> EXERCISE TASK
Quote all entries exactly, leaving pictures aside.

** Start of AVAILABLE RECORDS **

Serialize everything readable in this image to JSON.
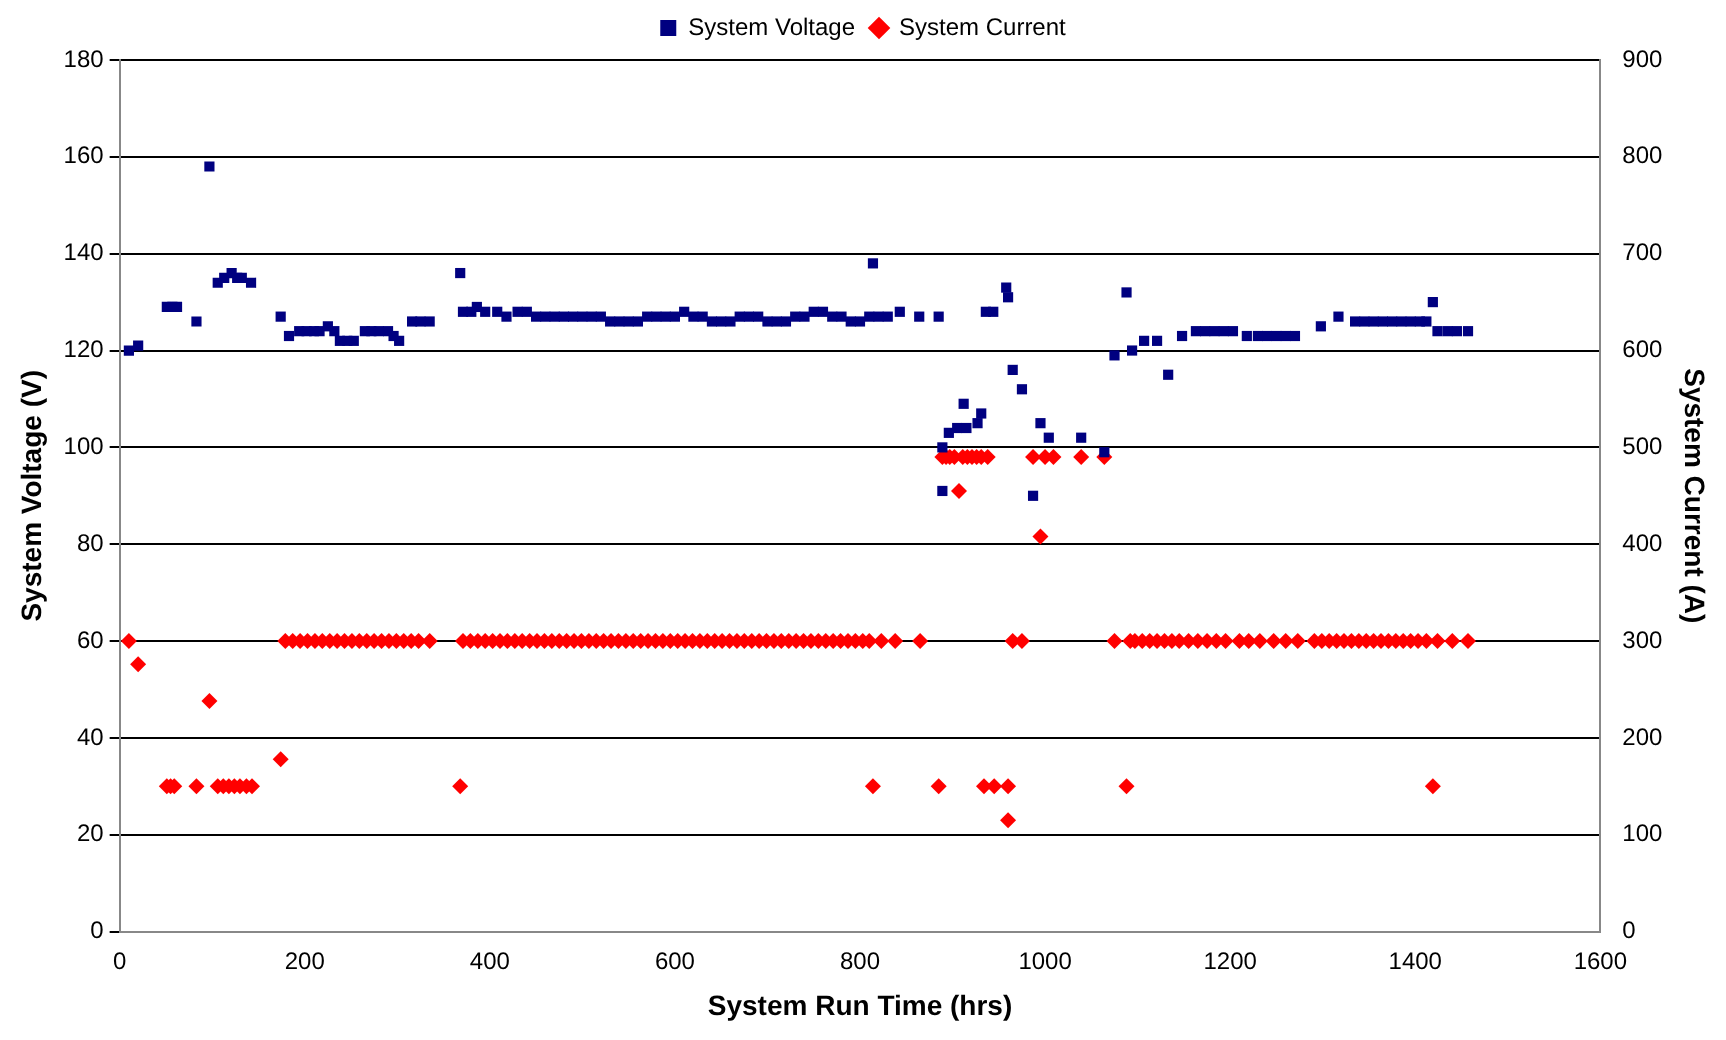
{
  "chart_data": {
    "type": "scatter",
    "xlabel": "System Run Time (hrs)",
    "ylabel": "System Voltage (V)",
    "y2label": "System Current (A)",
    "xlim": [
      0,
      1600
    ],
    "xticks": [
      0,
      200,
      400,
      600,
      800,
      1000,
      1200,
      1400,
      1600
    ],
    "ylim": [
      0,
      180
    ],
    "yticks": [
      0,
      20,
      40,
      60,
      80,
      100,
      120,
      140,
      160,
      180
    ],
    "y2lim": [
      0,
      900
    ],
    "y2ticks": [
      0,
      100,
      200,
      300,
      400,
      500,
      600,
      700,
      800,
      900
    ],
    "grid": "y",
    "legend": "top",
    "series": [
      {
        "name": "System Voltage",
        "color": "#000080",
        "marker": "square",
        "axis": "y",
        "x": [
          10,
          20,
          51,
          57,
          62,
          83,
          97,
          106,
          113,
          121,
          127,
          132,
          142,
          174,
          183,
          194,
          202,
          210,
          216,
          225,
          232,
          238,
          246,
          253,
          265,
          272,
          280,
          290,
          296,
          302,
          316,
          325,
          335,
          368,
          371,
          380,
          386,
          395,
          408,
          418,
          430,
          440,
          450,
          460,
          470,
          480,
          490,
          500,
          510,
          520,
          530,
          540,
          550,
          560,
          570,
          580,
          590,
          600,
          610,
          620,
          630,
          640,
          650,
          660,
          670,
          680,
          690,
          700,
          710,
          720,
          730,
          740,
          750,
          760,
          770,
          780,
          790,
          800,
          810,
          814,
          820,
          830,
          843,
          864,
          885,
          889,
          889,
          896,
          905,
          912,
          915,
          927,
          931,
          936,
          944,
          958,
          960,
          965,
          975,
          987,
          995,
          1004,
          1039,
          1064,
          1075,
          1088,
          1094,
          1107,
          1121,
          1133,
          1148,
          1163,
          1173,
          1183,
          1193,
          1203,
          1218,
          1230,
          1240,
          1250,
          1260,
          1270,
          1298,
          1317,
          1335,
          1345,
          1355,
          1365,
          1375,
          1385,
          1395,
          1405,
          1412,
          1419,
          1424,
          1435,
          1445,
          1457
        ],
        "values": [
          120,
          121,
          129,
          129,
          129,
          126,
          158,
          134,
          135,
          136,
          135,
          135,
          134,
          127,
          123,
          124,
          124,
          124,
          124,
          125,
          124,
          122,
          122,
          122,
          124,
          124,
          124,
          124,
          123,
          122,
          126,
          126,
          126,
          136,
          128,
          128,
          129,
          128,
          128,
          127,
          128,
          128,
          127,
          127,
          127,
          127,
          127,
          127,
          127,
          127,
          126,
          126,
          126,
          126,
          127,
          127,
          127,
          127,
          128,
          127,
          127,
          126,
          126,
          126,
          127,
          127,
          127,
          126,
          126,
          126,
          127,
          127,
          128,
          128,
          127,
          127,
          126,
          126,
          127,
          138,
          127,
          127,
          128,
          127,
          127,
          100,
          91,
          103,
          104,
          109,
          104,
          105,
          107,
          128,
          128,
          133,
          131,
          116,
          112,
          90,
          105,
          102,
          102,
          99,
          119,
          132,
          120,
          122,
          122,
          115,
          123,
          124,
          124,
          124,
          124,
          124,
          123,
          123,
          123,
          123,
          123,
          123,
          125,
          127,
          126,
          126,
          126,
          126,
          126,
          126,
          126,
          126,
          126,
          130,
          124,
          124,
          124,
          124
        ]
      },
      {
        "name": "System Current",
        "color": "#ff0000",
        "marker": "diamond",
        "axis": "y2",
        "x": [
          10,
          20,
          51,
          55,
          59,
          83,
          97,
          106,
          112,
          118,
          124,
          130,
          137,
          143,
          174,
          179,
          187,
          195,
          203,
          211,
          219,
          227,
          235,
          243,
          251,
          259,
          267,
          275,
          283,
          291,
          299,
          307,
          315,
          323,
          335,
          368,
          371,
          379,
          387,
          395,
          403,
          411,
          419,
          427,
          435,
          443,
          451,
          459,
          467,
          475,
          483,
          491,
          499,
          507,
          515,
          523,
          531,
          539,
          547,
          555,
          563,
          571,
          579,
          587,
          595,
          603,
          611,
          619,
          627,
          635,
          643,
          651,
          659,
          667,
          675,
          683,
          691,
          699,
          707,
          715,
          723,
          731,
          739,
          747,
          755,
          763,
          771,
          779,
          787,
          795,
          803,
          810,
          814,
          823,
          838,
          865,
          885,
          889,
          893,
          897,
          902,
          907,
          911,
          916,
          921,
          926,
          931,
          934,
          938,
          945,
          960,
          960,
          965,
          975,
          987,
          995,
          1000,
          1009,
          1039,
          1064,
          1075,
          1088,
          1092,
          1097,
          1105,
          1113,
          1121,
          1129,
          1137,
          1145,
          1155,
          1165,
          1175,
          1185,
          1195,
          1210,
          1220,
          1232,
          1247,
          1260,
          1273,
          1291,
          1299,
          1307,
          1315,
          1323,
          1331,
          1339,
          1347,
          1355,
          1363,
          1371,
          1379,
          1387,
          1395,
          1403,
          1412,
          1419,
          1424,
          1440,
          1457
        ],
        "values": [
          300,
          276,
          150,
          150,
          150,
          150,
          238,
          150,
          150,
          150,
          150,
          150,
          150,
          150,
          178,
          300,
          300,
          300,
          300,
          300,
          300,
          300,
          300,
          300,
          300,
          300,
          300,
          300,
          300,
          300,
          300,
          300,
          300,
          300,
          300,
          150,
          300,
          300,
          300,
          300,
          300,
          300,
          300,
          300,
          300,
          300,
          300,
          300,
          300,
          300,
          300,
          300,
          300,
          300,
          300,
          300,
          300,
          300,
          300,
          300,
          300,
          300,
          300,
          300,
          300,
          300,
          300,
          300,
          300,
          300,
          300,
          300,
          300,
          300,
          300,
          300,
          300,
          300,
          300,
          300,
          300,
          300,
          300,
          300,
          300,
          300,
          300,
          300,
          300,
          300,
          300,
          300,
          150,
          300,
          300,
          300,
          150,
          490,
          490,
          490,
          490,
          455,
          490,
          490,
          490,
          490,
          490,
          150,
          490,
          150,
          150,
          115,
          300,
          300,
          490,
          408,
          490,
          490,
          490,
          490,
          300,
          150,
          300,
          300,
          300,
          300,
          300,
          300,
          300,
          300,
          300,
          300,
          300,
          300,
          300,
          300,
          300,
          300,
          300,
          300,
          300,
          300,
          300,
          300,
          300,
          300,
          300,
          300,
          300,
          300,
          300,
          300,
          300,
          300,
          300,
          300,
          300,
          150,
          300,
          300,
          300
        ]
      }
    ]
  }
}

** End of AVAILABLE RECORDS **

> CORRECT RESULT
Serialize everything readable in this image to JSON.
{
  "chart_data": {
    "type": "scatter",
    "xlabel": "System Run Time (hrs)",
    "ylabel": "System Voltage (V)",
    "y2label": "System Current (A)",
    "xlim": [
      0,
      1600
    ],
    "xticks": [
      0,
      200,
      400,
      600,
      800,
      1000,
      1200,
      1400,
      1600
    ],
    "ylim": [
      0,
      180
    ],
    "yticks": [
      0,
      20,
      40,
      60,
      80,
      100,
      120,
      140,
      160,
      180
    ],
    "y2lim": [
      0,
      900
    ],
    "y2ticks": [
      0,
      100,
      200,
      300,
      400,
      500,
      600,
      700,
      800,
      900
    ],
    "grid": "y",
    "legend": "top",
    "series": [
      {
        "name": "System Voltage",
        "color": "#000080",
        "marker": "square",
        "axis": "y",
        "x": [
          10,
          20,
          51,
          57,
          62,
          83,
          97,
          106,
          113,
          121,
          127,
          132,
          142,
          174,
          183,
          194,
          202,
          210,
          216,
          225,
          232,
          238,
          246,
          253,
          265,
          272,
          280,
          290,
          296,
          302,
          316,
          325,
          335,
          368,
          371,
          380,
          386,
          395,
          408,
          418,
          430,
          440,
          450,
          460,
          470,
          480,
          490,
          500,
          510,
          520,
          530,
          540,
          550,
          560,
          570,
          580,
          590,
          600,
          610,
          620,
          630,
          640,
          650,
          660,
          670,
          680,
          690,
          700,
          710,
          720,
          730,
          740,
          750,
          760,
          770,
          780,
          790,
          800,
          810,
          814,
          820,
          830,
          843,
          864,
          885,
          889,
          889,
          896,
          905,
          912,
          915,
          927,
          931,
          936,
          944,
          958,
          960,
          965,
          975,
          987,
          995,
          1004,
          1039,
          1064,
          1075,
          1088,
          1094,
          1107,
          1121,
          1133,
          1148,
          1163,
          1173,
          1183,
          1193,
          1203,
          1218,
          1230,
          1240,
          1250,
          1260,
          1270,
          1298,
          1317,
          1335,
          1345,
          1355,
          1365,
          1375,
          1385,
          1395,
          1405,
          1412,
          1419,
          1424,
          1435,
          1445,
          1457
        ],
        "values": [
          120,
          121,
          129,
          129,
          129,
          126,
          158,
          134,
          135,
          136,
          135,
          135,
          134,
          127,
          123,
          124,
          124,
          124,
          124,
          125,
          124,
          122,
          122,
          122,
          124,
          124,
          124,
          124,
          123,
          122,
          126,
          126,
          126,
          136,
          128,
          128,
          129,
          128,
          128,
          127,
          128,
          128,
          127,
          127,
          127,
          127,
          127,
          127,
          127,
          127,
          126,
          126,
          126,
          126,
          127,
          127,
          127,
          127,
          128,
          127,
          127,
          126,
          126,
          126,
          127,
          127,
          127,
          126,
          126,
          126,
          127,
          127,
          128,
          128,
          127,
          127,
          126,
          126,
          127,
          138,
          127,
          127,
          128,
          127,
          127,
          100,
          91,
          103,
          104,
          109,
          104,
          105,
          107,
          128,
          128,
          133,
          131,
          116,
          112,
          90,
          105,
          102,
          102,
          99,
          119,
          132,
          120,
          122,
          122,
          115,
          123,
          124,
          124,
          124,
          124,
          124,
          123,
          123,
          123,
          123,
          123,
          123,
          125,
          127,
          126,
          126,
          126,
          126,
          126,
          126,
          126,
          126,
          126,
          130,
          124,
          124,
          124,
          124
        ]
      },
      {
        "name": "System Current",
        "color": "#ff0000",
        "marker": "diamond",
        "axis": "y2",
        "x": [
          10,
          20,
          51,
          55,
          59,
          83,
          97,
          106,
          112,
          118,
          124,
          130,
          137,
          143,
          174,
          179,
          187,
          195,
          203,
          211,
          219,
          227,
          235,
          243,
          251,
          259,
          267,
          275,
          283,
          291,
          299,
          307,
          315,
          323,
          335,
          368,
          371,
          379,
          387,
          395,
          403,
          411,
          419,
          427,
          435,
          443,
          451,
          459,
          467,
          475,
          483,
          491,
          499,
          507,
          515,
          523,
          531,
          539,
          547,
          555,
          563,
          571,
          579,
          587,
          595,
          603,
          611,
          619,
          627,
          635,
          643,
          651,
          659,
          667,
          675,
          683,
          691,
          699,
          707,
          715,
          723,
          731,
          739,
          747,
          755,
          763,
          771,
          779,
          787,
          795,
          803,
          810,
          814,
          823,
          838,
          865,
          885,
          889,
          893,
          897,
          902,
          907,
          911,
          916,
          921,
          926,
          931,
          934,
          938,
          945,
          960,
          960,
          965,
          975,
          987,
          995,
          1000,
          1009,
          1039,
          1064,
          1075,
          1088,
          1092,
          1097,
          1105,
          1113,
          1121,
          1129,
          1137,
          1145,
          1155,
          1165,
          1175,
          1185,
          1195,
          1210,
          1220,
          1232,
          1247,
          1260,
          1273,
          1291,
          1299,
          1307,
          1315,
          1323,
          1331,
          1339,
          1347,
          1355,
          1363,
          1371,
          1379,
          1387,
          1395,
          1403,
          1412,
          1419,
          1424,
          1440,
          1457
        ],
        "values": [
          300,
          276,
          150,
          150,
          150,
          150,
          238,
          150,
          150,
          150,
          150,
          150,
          150,
          150,
          178,
          300,
          300,
          300,
          300,
          300,
          300,
          300,
          300,
          300,
          300,
          300,
          300,
          300,
          300,
          300,
          300,
          300,
          300,
          300,
          300,
          150,
          300,
          300,
          300,
          300,
          300,
          300,
          300,
          300,
          300,
          300,
          300,
          300,
          300,
          300,
          300,
          300,
          300,
          300,
          300,
          300,
          300,
          300,
          300,
          300,
          300,
          300,
          300,
          300,
          300,
          300,
          300,
          300,
          300,
          300,
          300,
          300,
          300,
          300,
          300,
          300,
          300,
          300,
          300,
          300,
          300,
          300,
          300,
          300,
          300,
          300,
          300,
          300,
          300,
          300,
          300,
          300,
          150,
          300,
          300,
          300,
          150,
          490,
          490,
          490,
          490,
          455,
          490,
          490,
          490,
          490,
          490,
          150,
          490,
          150,
          150,
          115,
          300,
          300,
          490,
          408,
          490,
          490,
          490,
          490,
          300,
          150,
          300,
          300,
          300,
          300,
          300,
          300,
          300,
          300,
          300,
          300,
          300,
          300,
          300,
          300,
          300,
          300,
          300,
          300,
          300,
          300,
          300,
          300,
          300,
          300,
          300,
          300,
          300,
          300,
          300,
          300,
          300,
          300,
          300,
          300,
          300,
          150,
          300,
          300,
          300
        ]
      }
    ]
  }
}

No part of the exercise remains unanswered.